*Problem requirements*.
Copy each line below in which the word "screenshot" occurs.

++++ Information shown ++++

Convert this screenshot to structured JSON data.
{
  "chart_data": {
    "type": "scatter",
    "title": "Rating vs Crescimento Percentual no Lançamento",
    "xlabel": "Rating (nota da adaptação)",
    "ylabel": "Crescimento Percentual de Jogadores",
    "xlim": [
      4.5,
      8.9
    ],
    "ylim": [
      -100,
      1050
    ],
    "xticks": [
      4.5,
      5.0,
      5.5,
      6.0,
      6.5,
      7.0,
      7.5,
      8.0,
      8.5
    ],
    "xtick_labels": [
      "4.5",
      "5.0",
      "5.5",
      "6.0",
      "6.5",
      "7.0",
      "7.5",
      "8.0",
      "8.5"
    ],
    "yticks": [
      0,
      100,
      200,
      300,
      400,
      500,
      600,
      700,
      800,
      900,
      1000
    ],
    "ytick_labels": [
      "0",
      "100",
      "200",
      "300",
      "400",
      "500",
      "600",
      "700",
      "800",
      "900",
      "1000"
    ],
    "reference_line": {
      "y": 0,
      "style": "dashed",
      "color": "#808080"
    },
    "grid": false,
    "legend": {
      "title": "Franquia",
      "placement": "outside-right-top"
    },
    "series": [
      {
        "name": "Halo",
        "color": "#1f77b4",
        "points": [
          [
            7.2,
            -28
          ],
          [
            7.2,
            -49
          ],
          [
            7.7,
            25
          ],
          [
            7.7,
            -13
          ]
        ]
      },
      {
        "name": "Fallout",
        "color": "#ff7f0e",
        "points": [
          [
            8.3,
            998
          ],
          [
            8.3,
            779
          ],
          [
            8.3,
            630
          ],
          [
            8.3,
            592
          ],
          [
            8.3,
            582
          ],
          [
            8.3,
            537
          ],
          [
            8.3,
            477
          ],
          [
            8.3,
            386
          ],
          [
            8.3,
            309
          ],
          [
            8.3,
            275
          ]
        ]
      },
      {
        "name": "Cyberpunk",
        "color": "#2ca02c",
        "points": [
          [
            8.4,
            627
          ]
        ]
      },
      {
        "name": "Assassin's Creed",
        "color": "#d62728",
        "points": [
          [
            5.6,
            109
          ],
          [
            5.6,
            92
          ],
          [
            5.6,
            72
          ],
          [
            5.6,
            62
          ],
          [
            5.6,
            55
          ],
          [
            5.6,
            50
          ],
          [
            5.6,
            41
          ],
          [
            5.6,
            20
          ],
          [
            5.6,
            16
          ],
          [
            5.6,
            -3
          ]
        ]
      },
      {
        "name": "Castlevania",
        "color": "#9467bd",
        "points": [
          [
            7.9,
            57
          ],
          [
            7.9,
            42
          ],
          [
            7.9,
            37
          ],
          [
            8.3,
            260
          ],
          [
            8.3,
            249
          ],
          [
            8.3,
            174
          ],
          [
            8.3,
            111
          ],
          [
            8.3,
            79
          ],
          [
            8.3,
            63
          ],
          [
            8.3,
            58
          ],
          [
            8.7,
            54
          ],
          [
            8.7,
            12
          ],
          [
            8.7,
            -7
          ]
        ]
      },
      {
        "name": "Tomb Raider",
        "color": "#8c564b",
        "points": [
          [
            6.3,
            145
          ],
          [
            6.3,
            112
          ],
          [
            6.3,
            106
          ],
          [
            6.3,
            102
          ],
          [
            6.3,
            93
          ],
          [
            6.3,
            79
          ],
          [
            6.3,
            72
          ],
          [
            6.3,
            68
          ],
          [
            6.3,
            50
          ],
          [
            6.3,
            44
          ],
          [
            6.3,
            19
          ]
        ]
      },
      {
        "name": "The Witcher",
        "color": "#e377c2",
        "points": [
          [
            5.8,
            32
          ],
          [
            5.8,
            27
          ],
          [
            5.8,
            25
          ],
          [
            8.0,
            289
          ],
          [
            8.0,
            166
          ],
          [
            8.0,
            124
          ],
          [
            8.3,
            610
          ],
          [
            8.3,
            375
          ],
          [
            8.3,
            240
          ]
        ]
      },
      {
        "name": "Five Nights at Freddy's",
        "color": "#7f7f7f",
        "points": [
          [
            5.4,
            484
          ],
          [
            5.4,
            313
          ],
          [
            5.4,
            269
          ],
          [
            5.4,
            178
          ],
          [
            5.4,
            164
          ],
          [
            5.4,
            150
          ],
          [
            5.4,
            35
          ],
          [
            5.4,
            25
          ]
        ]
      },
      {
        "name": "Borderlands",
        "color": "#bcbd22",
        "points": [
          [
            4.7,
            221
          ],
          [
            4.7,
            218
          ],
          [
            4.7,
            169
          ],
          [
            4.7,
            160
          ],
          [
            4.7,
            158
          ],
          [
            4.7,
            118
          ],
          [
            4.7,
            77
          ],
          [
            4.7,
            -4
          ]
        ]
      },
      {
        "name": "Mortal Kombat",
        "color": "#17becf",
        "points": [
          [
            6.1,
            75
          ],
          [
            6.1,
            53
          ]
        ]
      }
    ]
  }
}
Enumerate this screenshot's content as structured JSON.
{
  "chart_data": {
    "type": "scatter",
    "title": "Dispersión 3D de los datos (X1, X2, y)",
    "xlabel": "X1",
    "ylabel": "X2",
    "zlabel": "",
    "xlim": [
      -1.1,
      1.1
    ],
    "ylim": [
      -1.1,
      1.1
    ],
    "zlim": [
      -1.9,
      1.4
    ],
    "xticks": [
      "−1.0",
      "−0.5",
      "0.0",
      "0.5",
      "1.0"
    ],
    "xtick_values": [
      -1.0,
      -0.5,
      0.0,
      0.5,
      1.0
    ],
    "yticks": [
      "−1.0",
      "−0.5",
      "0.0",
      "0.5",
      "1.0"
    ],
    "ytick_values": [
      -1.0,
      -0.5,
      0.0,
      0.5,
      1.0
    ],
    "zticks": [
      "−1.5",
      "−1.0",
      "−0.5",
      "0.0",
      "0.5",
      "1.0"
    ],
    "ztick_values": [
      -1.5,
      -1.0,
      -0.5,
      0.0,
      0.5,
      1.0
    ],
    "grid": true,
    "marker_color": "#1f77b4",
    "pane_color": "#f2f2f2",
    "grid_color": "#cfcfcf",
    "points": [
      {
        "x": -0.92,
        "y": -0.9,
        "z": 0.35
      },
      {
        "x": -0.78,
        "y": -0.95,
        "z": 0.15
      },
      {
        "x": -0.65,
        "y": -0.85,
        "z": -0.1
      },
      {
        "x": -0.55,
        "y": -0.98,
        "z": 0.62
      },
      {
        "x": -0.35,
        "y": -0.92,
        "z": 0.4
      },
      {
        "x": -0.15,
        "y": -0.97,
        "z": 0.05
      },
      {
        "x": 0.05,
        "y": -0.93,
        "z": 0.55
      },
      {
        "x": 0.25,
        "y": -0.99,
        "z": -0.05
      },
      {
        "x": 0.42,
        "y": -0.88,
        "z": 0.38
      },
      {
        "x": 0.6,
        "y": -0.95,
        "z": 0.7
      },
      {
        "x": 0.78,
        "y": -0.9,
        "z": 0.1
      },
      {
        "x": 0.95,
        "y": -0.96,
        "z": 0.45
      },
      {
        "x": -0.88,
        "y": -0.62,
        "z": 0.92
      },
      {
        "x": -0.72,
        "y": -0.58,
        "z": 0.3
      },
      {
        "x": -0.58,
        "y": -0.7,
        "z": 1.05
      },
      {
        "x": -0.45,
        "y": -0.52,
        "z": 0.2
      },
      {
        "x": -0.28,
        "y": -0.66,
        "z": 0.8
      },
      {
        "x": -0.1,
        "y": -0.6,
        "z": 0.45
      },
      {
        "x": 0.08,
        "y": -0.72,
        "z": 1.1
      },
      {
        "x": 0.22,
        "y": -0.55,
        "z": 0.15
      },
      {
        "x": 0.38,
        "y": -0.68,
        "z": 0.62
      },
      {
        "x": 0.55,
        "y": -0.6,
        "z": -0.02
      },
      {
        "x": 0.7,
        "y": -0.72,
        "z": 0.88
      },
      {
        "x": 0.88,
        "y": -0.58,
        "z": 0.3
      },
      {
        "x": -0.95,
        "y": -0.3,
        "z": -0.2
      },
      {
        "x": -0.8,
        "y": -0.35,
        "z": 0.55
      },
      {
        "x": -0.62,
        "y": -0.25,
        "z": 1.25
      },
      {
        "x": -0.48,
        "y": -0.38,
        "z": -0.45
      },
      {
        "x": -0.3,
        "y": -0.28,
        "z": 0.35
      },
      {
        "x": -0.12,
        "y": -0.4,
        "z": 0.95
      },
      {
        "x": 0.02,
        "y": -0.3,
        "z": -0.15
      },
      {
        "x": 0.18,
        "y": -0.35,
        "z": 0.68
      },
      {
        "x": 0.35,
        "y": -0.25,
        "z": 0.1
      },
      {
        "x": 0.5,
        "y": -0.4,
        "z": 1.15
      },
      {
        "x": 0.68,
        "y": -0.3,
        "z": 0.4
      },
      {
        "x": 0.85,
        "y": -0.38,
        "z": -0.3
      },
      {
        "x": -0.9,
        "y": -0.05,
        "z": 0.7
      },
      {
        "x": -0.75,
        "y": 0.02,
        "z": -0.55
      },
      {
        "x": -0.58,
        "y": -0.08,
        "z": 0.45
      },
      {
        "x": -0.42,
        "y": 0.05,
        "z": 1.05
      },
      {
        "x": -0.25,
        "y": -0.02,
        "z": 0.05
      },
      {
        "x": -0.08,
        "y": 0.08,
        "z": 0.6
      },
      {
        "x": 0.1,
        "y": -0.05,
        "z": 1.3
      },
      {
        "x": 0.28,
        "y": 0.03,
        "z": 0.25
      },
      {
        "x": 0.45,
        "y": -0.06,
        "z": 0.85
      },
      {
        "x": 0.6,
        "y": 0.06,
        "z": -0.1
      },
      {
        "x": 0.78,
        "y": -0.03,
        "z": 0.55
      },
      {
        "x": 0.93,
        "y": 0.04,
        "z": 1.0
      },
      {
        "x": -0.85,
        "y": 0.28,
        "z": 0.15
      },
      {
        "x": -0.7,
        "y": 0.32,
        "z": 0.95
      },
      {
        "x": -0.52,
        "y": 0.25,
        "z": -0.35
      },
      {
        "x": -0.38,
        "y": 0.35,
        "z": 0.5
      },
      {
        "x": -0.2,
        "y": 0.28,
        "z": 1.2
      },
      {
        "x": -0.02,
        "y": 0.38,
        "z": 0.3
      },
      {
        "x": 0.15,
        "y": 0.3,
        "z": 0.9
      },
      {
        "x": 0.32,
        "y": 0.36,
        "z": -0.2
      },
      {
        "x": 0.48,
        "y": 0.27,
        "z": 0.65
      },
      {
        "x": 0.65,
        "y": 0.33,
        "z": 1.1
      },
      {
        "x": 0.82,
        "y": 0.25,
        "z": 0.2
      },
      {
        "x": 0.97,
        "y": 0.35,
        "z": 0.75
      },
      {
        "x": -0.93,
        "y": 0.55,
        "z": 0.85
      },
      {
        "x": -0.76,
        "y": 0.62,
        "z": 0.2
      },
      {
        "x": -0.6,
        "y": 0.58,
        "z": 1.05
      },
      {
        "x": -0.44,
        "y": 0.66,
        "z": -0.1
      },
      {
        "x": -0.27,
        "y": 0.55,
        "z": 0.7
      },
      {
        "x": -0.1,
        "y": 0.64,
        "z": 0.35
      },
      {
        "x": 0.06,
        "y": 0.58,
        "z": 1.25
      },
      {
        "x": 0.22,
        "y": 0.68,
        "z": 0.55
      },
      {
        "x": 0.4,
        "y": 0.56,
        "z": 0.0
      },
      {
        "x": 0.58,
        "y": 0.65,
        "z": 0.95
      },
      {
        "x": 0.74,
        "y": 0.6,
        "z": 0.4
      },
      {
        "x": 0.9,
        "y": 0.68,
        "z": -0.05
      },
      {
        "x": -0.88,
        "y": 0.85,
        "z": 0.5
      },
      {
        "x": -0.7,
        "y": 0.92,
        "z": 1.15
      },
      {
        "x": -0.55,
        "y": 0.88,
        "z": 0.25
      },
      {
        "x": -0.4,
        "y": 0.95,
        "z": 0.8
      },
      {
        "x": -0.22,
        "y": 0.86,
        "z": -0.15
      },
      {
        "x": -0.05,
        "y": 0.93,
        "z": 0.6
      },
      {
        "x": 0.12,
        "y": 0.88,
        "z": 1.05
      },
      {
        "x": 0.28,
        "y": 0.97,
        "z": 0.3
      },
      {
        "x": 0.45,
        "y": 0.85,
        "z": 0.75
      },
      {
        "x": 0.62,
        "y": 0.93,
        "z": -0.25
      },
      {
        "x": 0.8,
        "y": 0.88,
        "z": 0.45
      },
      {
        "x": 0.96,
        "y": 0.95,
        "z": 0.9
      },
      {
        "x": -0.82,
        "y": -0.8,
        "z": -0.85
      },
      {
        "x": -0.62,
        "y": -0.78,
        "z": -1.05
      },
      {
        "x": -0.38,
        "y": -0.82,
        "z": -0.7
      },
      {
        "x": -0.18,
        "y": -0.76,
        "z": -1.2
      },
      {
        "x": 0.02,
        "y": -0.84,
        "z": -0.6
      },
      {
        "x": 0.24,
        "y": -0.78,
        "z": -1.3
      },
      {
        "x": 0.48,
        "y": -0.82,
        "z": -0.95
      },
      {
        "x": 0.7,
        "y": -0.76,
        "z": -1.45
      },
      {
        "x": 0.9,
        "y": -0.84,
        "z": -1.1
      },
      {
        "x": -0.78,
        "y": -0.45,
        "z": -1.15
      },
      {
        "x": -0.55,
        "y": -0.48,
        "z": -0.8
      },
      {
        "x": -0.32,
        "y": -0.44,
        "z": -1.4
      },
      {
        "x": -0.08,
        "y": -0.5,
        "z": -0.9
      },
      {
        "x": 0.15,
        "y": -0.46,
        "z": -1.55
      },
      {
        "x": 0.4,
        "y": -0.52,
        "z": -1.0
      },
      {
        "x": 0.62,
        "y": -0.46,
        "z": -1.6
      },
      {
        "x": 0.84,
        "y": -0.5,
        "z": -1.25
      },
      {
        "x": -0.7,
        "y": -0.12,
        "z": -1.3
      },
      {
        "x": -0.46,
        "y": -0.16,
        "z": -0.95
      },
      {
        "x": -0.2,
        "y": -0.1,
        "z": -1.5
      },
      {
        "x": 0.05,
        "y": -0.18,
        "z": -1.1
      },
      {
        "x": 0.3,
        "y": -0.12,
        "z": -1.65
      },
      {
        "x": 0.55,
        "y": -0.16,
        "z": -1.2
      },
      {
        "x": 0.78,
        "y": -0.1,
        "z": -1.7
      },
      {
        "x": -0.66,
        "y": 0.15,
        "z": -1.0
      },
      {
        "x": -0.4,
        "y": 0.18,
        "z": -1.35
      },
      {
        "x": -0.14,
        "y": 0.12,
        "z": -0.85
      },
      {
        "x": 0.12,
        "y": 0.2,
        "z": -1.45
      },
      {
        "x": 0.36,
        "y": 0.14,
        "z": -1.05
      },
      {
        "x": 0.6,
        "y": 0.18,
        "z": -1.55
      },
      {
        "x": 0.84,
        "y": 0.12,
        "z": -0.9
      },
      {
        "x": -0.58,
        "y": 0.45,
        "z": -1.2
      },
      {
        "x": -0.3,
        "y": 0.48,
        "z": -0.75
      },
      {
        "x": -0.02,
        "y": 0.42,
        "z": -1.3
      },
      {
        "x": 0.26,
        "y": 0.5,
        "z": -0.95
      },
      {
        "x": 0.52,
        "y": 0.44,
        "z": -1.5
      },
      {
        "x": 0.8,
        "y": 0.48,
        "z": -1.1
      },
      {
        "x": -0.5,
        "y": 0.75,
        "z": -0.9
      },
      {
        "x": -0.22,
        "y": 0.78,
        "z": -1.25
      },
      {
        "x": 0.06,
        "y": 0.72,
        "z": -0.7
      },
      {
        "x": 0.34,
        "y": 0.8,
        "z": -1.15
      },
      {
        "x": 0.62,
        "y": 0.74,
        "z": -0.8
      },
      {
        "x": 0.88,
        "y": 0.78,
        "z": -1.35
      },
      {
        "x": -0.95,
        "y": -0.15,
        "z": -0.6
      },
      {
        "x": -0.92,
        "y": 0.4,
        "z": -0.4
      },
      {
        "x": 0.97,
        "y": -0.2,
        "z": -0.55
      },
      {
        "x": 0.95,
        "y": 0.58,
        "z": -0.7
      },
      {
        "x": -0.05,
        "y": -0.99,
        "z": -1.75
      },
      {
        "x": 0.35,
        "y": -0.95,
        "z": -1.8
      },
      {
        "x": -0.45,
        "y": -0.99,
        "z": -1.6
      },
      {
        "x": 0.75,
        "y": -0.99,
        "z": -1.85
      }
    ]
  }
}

++++

*Solution to the problem*.
Convert this screenshot to structured JSON data.
Enumerate this screenshot's content as structured JSON.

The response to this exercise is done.